▶ _Problem to work on_
Copy out all of the data exactly as it appears.

:: Items ::

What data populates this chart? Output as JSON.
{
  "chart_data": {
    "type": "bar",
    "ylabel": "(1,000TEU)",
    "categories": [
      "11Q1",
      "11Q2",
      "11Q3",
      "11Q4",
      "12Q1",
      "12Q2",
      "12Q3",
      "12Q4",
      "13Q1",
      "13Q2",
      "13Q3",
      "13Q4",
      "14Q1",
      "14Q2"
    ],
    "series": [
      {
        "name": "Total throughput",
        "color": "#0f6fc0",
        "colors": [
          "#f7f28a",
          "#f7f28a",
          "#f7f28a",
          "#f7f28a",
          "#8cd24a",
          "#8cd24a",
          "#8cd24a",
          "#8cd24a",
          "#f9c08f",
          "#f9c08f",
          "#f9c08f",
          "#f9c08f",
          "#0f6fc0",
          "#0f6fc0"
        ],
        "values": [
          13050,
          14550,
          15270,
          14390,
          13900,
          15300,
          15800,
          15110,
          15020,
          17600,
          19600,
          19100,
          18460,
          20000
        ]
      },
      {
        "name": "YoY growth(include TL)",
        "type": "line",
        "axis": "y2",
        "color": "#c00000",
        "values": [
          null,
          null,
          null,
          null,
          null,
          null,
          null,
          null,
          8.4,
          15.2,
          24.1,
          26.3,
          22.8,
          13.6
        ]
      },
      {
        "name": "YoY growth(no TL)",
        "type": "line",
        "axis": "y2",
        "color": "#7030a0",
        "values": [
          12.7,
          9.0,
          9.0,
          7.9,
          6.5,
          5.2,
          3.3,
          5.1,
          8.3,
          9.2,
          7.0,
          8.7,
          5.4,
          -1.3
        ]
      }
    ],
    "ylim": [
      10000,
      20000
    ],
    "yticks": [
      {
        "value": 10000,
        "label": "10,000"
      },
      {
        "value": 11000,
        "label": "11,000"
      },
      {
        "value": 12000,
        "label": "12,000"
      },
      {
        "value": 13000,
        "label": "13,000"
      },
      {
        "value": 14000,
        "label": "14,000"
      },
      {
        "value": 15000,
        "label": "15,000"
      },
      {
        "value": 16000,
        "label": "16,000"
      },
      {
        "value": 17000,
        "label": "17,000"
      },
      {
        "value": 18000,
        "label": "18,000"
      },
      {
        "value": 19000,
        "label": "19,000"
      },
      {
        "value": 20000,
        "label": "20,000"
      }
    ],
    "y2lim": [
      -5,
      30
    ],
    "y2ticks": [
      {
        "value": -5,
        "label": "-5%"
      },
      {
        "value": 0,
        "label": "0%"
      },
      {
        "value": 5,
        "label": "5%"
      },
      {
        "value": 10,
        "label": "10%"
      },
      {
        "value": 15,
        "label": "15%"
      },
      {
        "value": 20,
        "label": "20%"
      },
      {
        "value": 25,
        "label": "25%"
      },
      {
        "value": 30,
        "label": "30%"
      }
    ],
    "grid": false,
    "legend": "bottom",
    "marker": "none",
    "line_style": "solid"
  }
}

:::

▶ _Final answer_
What data populates this chart? Output as JSON.
{
  "chart_data": {
    "type": "bar",
    "ylabel": "(1,000TEU)",
    "categories": [
      "11Q1",
      "11Q2",
      "11Q3",
      "11Q4",
      "12Q1",
      "12Q2",
      "12Q3",
      "12Q4",
      "13Q1",
      "13Q2",
      "13Q3",
      "13Q4",
      "14Q1",
      "14Q2"
    ],
    "series": [
      {
        "name": "Total throughput",
        "color": "#0f6fc0",
        "colors": [
          "#f7f28a",
          "#f7f28a",
          "#f7f28a",
          "#f7f28a",
          "#8cd24a",
          "#8cd24a",
          "#8cd24a",
          "#8cd24a",
          "#f9c08f",
          "#f9c08f",
          "#f9c08f",
          "#f9c08f",
          "#0f6fc0",
          "#0f6fc0"
        ],
        "values": [
          13050,
          14550,
          15270,
          14390,
          13900,
          15300,
          15800,
          15110,
          15020,
          17600,
          19600,
          19100,
          18460,
          20000
        ]
      },
      {
        "name": "YoY growth(include TL)",
        "type": "line",
        "axis": "y2",
        "color": "#c00000",
        "values": [
          null,
          null,
          null,
          null,
          null,
          null,
          null,
          null,
          8.4,
          15.2,
          24.1,
          26.3,
          22.8,
          13.6
        ]
      },
      {
        "name": "YoY growth(no TL)",
        "type": "line",
        "axis": "y2",
        "color": "#7030a0",
        "values": [
          12.7,
          9.0,
          9.0,
          7.9,
          6.5,
          5.2,
          3.3,
          5.1,
          8.3,
          9.2,
          7.0,
          8.7,
          5.4,
          -1.3
        ]
      }
    ],
    "ylim": [
      10000,
      20000
    ],
    "yticks": [
      {
        "value": 10000,
        "label": "10,000"
      },
      {
        "value": 11000,
        "label": "11,000"
      },
      {
        "value": 12000,
        "label": "12,000"
      },
      {
        "value": 13000,
        "label": "13,000"
      },
      {
        "value": 14000,
        "label": "14,000"
      },
      {
        "value": 15000,
        "label": "15,000"
      },
      {
        "value": 16000,
        "label": "16,000"
      },
      {
        "value": 17000,
        "label": "17,000"
      },
      {
        "value": 18000,
        "label": "18,000"
      },
      {
        "value": 19000,
        "label": "19,000"
      },
      {
        "value": 20000,
        "label": "20,000"
      }
    ],
    "y2lim": [
      -5,
      30
    ],
    "y2ticks": [
      {
        "value": -5,
        "label": "-5%"
      },
      {
        "value": 0,
        "label": "0%"
      },
      {
        "value": 5,
        "label": "5%"
      },
      {
        "value": 10,
        "label": "10%"
      },
      {
        "value": 15,
        "label": "15%"
      },
      {
        "value": 20,
        "label": "20%"
      },
      {
        "value": 25,
        "label": "25%"
      },
      {
        "value": 30,
        "label": "30%"
      }
    ],
    "grid": false,
    "legend": "bottom",
    "marker": "none",
    "line_style": "solid"
  }
}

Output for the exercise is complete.